start

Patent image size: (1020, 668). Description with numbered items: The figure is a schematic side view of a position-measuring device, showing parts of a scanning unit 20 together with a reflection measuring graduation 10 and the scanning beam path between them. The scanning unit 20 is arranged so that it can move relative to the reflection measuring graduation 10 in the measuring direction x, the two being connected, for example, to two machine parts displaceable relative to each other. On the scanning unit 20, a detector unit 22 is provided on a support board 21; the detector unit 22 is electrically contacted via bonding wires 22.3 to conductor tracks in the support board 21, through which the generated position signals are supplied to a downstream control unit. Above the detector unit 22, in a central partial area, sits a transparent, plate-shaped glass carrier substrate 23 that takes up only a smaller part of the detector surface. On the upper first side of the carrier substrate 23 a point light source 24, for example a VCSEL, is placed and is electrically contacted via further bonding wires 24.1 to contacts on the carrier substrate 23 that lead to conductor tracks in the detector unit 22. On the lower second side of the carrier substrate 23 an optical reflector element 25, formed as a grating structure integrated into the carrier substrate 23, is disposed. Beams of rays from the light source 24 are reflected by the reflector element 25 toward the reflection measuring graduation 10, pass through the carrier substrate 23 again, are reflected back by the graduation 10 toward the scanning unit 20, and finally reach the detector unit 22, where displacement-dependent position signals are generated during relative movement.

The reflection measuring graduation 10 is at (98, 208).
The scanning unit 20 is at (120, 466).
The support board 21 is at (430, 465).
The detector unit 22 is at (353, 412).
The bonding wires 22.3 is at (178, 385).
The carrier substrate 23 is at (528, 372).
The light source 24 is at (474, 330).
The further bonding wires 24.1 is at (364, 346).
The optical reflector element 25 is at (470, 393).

end

*Stated goal*.
Copy out the lines from the first one up to and including the line with "The reflection measuring graduation 10 is", keeping each one unchanged.

*Task answer*.
Patent image size: (1020, 668). Description with numbered items: The figure is a schematic side view of a position-measuring device, showing parts of a scanning unit 20 together with a reflection measuring graduation 10 and the scanning beam path between them. The scanning unit 20 is arranged so that it can move relative to the reflection measuring graduation 10 in the measuring direction x, the two being connected, for example, to two machine parts displaceable relative to each other. On the scanning unit 20, a detector unit 22 is provided on a support board 21; the detector unit 22 is electrically contacted via bonding wires 22.3 to conductor tracks in the support board 21, through which the generated position signals are supplied to a downstream control unit. Above the detector unit 22, in a central partial area, sits a transparent, plate-shaped glass carrier substrate 23 that takes up only a smaller part of the detector surface. On the upper first side of the carrier substrate 23 a point light source 24, for example a VCSEL, is placed and is electrically contacted via further bonding wires 24.1 to contacts on the carrier substrate 23 that lead to conductor tracks in the detector unit 22. On the lower second side of the carrier substrate 23 an optical reflector element 25, formed as a grating structure integrated into the carrier substrate 23, is disposed. Beams of rays from the light source 24 are reflected by the reflector element 25 toward the reflection measuring graduation 10, pass through the carrier substrate 23 again, are reflected back by the graduation 10 toward the scanning unit 20, and finally reach the detector unit 22, where displacement-dependent position signals are generated during relative movement.

The reflection measuring graduation 10 is at (98, 208).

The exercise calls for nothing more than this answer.